** Exercise task **
Pick out every line with the word "visible" and copy it.

(Collected data entries)
▶

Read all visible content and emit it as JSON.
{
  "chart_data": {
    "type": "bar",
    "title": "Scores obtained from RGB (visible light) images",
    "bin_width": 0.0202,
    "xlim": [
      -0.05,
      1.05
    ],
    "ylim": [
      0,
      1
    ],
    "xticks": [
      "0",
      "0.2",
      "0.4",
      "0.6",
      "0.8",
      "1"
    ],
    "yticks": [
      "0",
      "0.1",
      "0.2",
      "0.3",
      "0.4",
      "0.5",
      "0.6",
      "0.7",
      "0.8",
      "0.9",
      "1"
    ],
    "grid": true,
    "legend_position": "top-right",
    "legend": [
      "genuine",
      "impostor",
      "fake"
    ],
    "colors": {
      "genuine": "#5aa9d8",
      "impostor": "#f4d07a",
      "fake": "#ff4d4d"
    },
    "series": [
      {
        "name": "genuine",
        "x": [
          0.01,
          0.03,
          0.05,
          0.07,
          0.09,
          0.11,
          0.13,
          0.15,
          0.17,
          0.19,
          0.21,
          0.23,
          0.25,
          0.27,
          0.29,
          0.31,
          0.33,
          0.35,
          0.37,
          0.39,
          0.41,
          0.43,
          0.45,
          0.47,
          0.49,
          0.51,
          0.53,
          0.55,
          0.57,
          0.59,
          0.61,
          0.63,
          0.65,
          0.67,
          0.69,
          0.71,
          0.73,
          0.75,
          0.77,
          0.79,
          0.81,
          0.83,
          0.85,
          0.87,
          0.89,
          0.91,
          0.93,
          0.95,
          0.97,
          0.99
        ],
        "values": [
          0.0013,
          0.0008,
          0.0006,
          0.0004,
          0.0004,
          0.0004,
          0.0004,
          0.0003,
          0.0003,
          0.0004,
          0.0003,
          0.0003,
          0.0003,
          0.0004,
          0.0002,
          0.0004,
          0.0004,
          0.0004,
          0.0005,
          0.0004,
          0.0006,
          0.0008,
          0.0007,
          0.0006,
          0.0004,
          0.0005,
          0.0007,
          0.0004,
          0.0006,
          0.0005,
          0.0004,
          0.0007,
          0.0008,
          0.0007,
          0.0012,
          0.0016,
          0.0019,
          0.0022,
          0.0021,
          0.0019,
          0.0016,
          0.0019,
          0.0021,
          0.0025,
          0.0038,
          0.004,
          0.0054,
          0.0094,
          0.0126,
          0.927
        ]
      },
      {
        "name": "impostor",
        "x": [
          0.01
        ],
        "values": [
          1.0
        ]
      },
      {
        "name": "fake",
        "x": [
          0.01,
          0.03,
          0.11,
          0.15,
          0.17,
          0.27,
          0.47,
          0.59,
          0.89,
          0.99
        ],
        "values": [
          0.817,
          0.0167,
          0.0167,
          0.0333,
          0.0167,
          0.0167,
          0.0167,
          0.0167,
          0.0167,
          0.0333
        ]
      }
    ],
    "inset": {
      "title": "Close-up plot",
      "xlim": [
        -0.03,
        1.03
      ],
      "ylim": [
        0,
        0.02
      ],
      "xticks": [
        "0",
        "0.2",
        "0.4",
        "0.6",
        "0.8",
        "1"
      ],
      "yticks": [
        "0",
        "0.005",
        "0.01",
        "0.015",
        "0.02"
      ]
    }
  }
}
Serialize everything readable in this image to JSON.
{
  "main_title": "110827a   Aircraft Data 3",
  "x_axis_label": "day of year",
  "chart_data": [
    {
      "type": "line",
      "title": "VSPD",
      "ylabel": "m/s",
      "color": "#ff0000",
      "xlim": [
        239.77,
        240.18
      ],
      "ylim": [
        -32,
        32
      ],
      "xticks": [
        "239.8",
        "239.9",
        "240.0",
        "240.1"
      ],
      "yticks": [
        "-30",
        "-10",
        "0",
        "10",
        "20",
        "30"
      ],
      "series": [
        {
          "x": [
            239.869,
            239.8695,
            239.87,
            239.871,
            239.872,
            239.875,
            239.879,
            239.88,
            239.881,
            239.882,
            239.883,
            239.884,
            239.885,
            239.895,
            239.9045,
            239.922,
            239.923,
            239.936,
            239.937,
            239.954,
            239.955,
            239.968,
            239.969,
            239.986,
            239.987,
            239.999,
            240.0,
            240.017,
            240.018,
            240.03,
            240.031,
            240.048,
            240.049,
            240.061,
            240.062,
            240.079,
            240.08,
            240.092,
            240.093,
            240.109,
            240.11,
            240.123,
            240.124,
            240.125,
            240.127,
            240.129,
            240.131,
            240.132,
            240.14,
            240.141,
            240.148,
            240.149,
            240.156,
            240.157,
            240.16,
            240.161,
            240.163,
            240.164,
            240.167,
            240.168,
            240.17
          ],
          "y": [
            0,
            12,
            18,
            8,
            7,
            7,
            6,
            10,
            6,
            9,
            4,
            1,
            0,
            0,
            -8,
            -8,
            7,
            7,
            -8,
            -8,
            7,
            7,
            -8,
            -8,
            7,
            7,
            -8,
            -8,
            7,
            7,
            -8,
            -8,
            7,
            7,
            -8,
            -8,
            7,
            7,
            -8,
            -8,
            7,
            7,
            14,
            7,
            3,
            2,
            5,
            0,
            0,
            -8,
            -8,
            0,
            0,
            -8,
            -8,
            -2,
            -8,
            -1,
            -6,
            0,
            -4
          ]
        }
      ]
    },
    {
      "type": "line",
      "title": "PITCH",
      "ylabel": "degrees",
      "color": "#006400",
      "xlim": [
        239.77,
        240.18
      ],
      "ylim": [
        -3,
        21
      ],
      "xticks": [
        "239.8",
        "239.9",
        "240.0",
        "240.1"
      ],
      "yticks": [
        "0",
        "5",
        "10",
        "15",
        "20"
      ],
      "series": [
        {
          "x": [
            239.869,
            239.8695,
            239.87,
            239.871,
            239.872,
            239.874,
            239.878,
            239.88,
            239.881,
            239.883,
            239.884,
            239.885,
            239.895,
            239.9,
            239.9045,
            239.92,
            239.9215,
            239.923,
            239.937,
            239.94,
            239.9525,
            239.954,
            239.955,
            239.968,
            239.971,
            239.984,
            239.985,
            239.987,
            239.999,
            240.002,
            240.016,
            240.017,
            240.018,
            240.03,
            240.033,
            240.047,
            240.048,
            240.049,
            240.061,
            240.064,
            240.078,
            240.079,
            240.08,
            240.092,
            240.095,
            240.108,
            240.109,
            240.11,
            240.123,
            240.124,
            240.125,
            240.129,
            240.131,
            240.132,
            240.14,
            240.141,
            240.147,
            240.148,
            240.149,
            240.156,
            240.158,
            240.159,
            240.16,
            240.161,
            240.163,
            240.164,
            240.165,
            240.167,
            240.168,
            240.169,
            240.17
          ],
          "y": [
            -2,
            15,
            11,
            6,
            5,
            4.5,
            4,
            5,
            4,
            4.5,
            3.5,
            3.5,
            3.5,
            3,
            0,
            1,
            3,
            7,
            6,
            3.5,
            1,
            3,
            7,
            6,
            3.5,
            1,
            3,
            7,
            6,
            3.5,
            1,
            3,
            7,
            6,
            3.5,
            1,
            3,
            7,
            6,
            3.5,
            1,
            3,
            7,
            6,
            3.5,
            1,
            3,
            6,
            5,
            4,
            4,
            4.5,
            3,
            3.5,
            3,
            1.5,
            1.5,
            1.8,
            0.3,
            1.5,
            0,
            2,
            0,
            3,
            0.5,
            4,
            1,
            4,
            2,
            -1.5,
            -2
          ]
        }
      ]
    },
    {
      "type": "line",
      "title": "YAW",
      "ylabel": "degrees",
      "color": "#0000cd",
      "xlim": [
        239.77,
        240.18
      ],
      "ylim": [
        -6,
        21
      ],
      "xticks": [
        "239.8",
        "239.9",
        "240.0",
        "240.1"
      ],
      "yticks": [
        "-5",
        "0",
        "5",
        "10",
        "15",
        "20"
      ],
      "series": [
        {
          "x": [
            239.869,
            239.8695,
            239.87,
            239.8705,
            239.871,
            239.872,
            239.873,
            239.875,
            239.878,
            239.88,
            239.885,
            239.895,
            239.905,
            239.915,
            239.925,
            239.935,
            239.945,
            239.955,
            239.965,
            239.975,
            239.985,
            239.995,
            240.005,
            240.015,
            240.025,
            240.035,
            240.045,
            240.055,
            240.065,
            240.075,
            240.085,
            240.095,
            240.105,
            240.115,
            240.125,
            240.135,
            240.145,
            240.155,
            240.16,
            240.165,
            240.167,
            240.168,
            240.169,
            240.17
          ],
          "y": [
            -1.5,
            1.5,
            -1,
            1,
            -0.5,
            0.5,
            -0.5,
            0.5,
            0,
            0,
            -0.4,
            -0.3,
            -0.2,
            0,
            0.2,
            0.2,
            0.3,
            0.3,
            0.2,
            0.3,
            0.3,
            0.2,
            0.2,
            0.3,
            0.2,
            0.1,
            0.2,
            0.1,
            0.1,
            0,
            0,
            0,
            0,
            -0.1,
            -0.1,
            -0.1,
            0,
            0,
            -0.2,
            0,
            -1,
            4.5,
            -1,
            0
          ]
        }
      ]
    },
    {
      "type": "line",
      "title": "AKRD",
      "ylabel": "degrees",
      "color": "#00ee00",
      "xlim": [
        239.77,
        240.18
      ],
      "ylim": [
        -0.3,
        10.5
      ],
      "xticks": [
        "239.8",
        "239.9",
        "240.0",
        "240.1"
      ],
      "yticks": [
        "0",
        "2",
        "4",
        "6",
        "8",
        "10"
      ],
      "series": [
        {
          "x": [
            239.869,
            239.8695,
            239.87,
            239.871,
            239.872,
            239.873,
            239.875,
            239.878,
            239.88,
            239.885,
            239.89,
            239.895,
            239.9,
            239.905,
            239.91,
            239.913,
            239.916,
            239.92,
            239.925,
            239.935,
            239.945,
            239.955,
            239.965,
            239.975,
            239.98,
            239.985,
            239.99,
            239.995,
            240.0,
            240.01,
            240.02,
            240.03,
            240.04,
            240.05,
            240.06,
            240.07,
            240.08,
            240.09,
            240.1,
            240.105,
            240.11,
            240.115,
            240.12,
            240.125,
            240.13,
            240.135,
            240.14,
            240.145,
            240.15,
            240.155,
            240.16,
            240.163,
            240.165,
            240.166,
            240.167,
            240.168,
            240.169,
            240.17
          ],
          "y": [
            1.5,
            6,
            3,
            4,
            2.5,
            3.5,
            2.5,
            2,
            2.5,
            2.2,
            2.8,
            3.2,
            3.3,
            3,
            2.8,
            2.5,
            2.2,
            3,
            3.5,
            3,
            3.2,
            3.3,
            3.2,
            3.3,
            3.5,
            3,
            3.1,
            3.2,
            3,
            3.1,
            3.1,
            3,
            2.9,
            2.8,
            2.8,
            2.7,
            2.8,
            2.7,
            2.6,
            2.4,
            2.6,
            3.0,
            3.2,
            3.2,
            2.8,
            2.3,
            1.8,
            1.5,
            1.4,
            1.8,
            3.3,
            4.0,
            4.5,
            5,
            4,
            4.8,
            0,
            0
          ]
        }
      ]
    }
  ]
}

◀

** The response **
Read all visible content and emit it as JSON.
    "title": "Scores obtained from RGB (visible light) images",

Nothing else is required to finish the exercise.